→ AVAILABLE DATA:
START
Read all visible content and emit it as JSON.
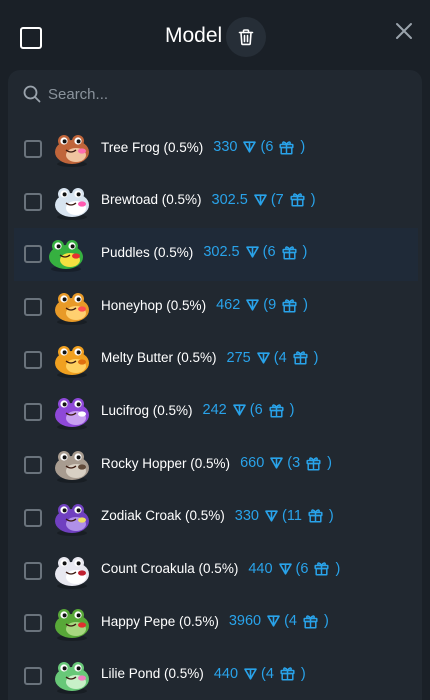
{
  "header": {
    "title": "Model"
  },
  "search": {
    "placeholder": "Search..."
  },
  "colors": {
    "accent": "#29a3ea",
    "background": "#1a2027",
    "panel": "#212830"
  },
  "items": [
    {
      "name": "Tree Frog (0.5%)",
      "price": "330",
      "count": "(6",
      "close": ")",
      "color": "#c0653a",
      "belly": "#f0c4a0",
      "accent": "#ff6fb0",
      "highlight": false
    },
    {
      "name": "Brewtoad (0.5%)",
      "price": "302.5",
      "count": "(7",
      "close": ")",
      "color": "#d8e4f0",
      "belly": "#ffffff",
      "accent": "#ff5ab0",
      "highlight": false
    },
    {
      "name": "Puddles (0.5%)",
      "price": "302.5",
      "count": "(6",
      "close": ")",
      "color": "#36b040",
      "belly": "#f4e040",
      "accent": "#e83030",
      "highlight": true
    },
    {
      "name": "Honeyhop (0.5%)",
      "price": "462",
      "count": "(9",
      "close": ")",
      "color": "#e89a28",
      "belly": "#ffd070",
      "accent": "#ff5050",
      "highlight": false
    },
    {
      "name": "Melty Butter (0.5%)",
      "price": "275",
      "count": "(4",
      "close": ")",
      "color": "#f0a020",
      "belly": "#ffd060",
      "accent": "#e07010",
      "highlight": false
    },
    {
      "name": "Lucifrog (0.5%)",
      "price": "242",
      "count": "(6",
      "close": ")",
      "color": "#8e48d8",
      "belly": "#c8a0f0",
      "accent": "#ffffff",
      "highlight": false
    },
    {
      "name": "Rocky Hopper (0.5%)",
      "price": "660",
      "count": "(3",
      "close": ")",
      "color": "#a89c90",
      "belly": "#d8d0c4",
      "accent": "#604a3a",
      "highlight": false
    },
    {
      "name": "Zodiak Croak (0.5%)",
      "price": "330",
      "count": "(11",
      "close": ")",
      "color": "#7040c0",
      "belly": "#b090e8",
      "accent": "#f0e060",
      "highlight": false
    },
    {
      "name": "Count Croakula (0.5%)",
      "price": "440",
      "count": "(6",
      "close": ")",
      "color": "#e8e8f0",
      "belly": "#ffffff",
      "accent": "#c02030",
      "highlight": false
    },
    {
      "name": "Happy Pepe (0.5%)",
      "price": "3960",
      "count": "(4",
      "close": ")",
      "color": "#58a838",
      "belly": "#a8d880",
      "accent": "#e03030",
      "highlight": false
    },
    {
      "name": "Lilie Pond (0.5%)",
      "price": "440",
      "count": "(4",
      "close": ")",
      "color": "#68c878",
      "belly": "#c8f0c8",
      "accent": "#f080c0",
      "highlight": false
    }
  ]
}
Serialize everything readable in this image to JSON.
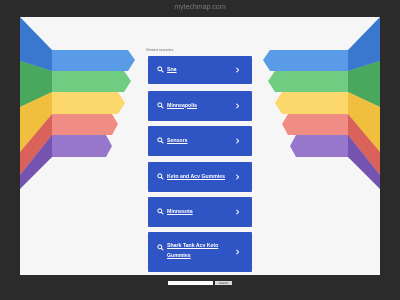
{
  "page": {
    "domain": "mytechmap.com"
  },
  "related": {
    "heading": "Related searches",
    "links": [
      {
        "label": "Sna"
      },
      {
        "label": "Minneapolis"
      },
      {
        "label": "Sensors"
      },
      {
        "label": "Keto and Acv Gummies"
      },
      {
        "label": "Minnesota"
      },
      {
        "label": "Shark Tank Acv Keto Gummies"
      }
    ]
  },
  "search": {
    "placeholder": "",
    "button_label": "Search"
  },
  "footer": {
    "note": ""
  },
  "ribbon_colors": [
    "#4d8fe4",
    "#64c476",
    "#fbd45f",
    "#ed7f77",
    "#8b6bc0"
  ],
  "link_color": "#2f55c5"
}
END
→ GIVEN PROBLEM: Give back, word for word, every line from the one holding "Serialize everything readable" through the last line of the listing. Pictures are excluded.

→ THE ANSWER:
Serialize everything readable in this image to JSON.
{
  "page": {
    "domain": "mytechmap.com"
  },
  "related": {
    "heading": "Related searches",
    "links": [
      {
        "label": "Sna"
      },
      {
        "label": "Minneapolis"
      },
      {
        "label": "Sensors"
      },
      {
        "label": "Keto and Acv Gummies"
      },
      {
        "label": "Minnesota"
      },
      {
        "label": "Shark Tank Acv Keto Gummies"
      }
    ]
  },
  "search": {
    "placeholder": "",
    "button_label": "Search"
  },
  "footer": {
    "note": ""
  },
  "ribbon_colors": [
    "#4d8fe4",
    "#64c476",
    "#fbd45f",
    "#ed7f77",
    "#8b6bc0"
  ],
  "link_color": "#2f55c5"
}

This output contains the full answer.